> [Task inputs]
..............................
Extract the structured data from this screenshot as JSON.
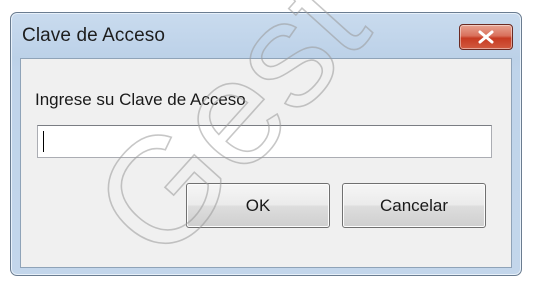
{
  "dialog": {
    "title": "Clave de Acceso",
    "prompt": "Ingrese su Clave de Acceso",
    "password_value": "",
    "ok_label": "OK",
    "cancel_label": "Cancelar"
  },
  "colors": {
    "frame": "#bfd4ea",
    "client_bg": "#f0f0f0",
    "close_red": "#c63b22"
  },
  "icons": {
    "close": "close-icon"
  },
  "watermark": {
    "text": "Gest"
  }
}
..............................
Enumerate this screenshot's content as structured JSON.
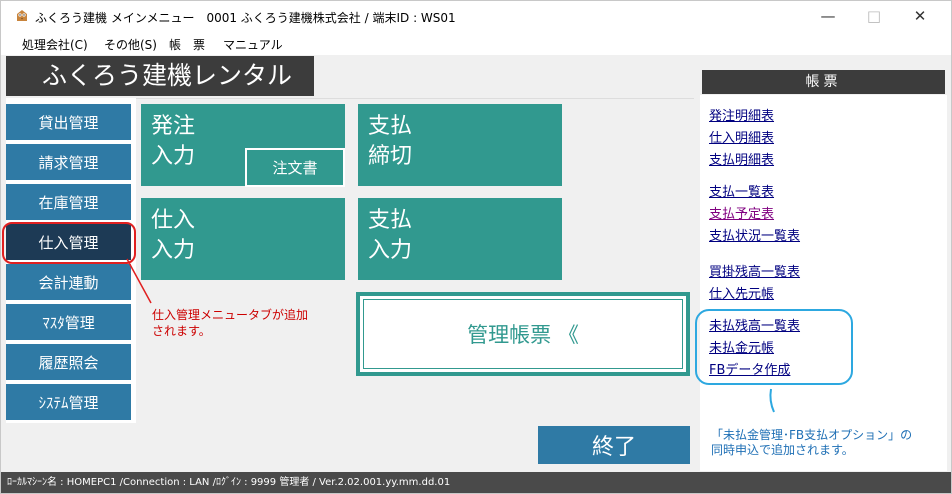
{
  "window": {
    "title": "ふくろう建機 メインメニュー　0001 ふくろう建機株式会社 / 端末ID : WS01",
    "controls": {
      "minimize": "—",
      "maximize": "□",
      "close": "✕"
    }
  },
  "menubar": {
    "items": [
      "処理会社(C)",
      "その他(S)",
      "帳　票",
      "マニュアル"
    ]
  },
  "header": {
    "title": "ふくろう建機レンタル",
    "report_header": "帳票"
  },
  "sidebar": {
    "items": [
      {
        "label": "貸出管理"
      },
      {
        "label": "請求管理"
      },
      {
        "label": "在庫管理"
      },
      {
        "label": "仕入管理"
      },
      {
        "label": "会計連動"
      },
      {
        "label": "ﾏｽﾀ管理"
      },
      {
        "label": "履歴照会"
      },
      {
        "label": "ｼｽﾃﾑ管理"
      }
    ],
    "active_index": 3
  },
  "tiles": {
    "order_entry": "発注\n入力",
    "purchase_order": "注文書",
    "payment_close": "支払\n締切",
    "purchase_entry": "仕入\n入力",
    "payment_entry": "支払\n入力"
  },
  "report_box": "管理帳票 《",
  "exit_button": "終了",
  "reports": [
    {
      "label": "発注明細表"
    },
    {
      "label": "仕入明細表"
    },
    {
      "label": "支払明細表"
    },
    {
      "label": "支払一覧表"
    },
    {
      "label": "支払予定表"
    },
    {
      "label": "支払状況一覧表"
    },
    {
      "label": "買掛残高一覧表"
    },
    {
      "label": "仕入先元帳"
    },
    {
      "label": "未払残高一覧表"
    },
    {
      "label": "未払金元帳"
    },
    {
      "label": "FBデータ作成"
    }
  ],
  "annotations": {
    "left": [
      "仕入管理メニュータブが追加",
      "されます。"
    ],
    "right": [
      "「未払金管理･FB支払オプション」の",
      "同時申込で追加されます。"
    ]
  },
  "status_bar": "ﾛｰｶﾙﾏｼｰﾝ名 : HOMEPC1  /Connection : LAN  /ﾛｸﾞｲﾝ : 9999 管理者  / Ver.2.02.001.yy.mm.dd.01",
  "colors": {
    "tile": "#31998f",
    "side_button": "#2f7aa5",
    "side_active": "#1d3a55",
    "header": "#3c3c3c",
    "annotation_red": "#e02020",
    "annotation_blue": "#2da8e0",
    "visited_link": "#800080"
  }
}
..............................
> [Given instruction]
Show the lines of the records that contain the word "Clave".

> [Finished task]
    "title": "Clave de Acceso",
    "prompt": "Ingrese su Clave de Acceso",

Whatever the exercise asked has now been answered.